## Your goal
Extract the full set of records, then give each one again exactly.

## Items from a dataset

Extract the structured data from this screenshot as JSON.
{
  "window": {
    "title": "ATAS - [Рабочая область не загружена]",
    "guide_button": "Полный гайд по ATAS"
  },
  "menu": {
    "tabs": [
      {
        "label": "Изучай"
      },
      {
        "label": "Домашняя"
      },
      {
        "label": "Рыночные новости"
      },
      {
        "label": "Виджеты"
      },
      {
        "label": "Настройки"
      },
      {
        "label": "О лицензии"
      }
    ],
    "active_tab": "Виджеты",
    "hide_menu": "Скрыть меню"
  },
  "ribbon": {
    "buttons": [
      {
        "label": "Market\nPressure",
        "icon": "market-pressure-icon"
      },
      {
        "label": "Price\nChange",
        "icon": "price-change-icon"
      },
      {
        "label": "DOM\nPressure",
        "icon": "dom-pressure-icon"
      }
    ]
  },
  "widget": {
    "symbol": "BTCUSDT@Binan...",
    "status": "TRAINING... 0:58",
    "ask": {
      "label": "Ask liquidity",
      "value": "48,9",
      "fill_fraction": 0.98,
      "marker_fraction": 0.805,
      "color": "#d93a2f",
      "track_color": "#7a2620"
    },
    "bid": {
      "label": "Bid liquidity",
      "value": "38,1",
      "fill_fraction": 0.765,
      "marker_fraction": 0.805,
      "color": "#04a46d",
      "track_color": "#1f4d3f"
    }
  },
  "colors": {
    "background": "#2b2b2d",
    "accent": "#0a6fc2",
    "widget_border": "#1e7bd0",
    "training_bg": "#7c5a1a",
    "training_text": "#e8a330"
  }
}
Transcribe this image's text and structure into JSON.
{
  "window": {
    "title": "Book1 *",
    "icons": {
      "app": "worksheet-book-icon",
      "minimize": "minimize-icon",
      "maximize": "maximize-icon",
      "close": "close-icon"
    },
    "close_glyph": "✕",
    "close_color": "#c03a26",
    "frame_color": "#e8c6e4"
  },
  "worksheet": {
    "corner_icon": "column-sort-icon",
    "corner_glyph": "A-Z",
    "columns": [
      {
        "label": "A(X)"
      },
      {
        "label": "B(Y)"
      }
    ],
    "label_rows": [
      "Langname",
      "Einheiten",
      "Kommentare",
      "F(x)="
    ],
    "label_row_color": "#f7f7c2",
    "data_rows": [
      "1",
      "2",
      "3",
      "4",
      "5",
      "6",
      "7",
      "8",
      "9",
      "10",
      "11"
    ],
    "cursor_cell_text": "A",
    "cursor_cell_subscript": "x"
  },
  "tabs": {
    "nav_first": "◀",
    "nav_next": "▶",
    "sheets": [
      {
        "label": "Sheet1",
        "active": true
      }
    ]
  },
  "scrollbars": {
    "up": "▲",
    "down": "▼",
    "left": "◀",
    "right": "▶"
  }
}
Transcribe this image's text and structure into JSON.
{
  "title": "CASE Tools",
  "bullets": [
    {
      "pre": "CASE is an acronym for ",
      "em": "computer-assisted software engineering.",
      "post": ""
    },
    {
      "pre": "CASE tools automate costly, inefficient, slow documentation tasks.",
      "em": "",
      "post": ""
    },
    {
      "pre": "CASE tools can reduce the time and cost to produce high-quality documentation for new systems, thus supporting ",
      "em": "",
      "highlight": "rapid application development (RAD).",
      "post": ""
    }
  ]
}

## Written solution
Extract the structured data from this screenshot as JSON.
{
  "window": {
    "title": "ATAS - [Рабочая область не загружена]",
    "guide_button": "Полный гайд по ATAS"
  },
  "menu": {
    "tabs": [
      {
        "label": "Изучай"
      },
      {
        "label": "Домашняя"
      },
      {
        "label": "Рыночные новости"
      },
      {
        "label": "Виджеты"
      },
      {
        "label": "Настройки"
      },
      {
        "label": "О лицензии"
      }
    ],
    "active_tab": "Виджеты",
    "hide_menu": "Скрыть меню"
  },
  "ribbon": {
    "buttons": [
      {
        "label": "Market\nPressure",
        "icon": "market-pressure-icon"
      },
      {
        "label": "Price\nChange",
        "icon": "price-change-icon"
      },
      {
        "label": "DOM\nPressure",
        "icon": "dom-pressure-icon"
      }
    ]
  },
  "widget": {
    "symbol": "BTCUSDT@Binan...",
    "status": "TRAINING... 0:58",
    "ask": {
      "label": "Ask liquidity",
      "value": "48,9",
      "fill_fraction": 0.98,
      "marker_fraction": 0.805,
      "color": "#d93a2f",
      "track_color": "#7a2620"
    },
    "bid": {
      "label": "Bid liquidity",
      "value": "38,1",
      "fill_fraction": 0.765,
      "marker_fraction": 0.805,
      "color": "#04a46d",
      "track_color": "#1f4d3f"
    }
  },
  "colors": {
    "background": "#2b2b2d",
    "accent": "#0a6fc2",
    "widget_border": "#1e7bd0",
    "training_bg": "#7c5a1a",
    "training_text": "#e8a330"
  }
}
Transcribe this image's text and structure into JSON.
{
  "window": {
    "title": "Book1 *",
    "icons": {
      "app": "worksheet-book-icon",
      "minimize": "minimize-icon",
      "maximize": "maximize-icon",
      "close": "close-icon"
    },
    "close_glyph": "✕",
    "close_color": "#c03a26",
    "frame_color": "#e8c6e4"
  },
  "worksheet": {
    "corner_icon": "column-sort-icon",
    "corner_glyph": "A-Z",
    "columns": [
      {
        "label": "A(X)"
      },
      {
        "label": "B(Y)"
      }
    ],
    "label_rows": [
      "Langname",
      "Einheiten",
      "Kommentare",
      "F(x)="
    ],
    "label_row_color": "#f7f7c2",
    "data_rows": [
      "1",
      "2",
      "3",
      "4",
      "5",
      "6",
      "7",
      "8",
      "9",
      "10",
      "11"
    ],
    "cursor_cell_text": "A",
    "cursor_cell_subscript": "x"
  },
  "tabs": {
    "nav_first": "◀",
    "nav_next": "▶",
    "sheets": [
      {
        "label": "Sheet1",
        "active": true
      }
    ]
  },
  "scrollbars": {
    "up": "▲",
    "down": "▼",
    "left": "◀",
    "right": "▶"
  }
}
Transcribe this image's text and structure into JSON.
{
  "title": "CASE Tools",
  "bullets": [
    {
      "pre": "CASE is an acronym for ",
      "em": "computer-assisted software engineering.",
      "post": ""
    },
    {
      "pre": "CASE tools automate costly, inefficient, slow documentation tasks.",
      "em": "",
      "post": ""
    },
    {
      "pre": "CASE tools can reduce the time and cost to produce high-quality documentation for new systems, thus supporting ",
      "em": "",
      "highlight": "rapid application development (RAD).",
      "post": ""
    }
  ]
}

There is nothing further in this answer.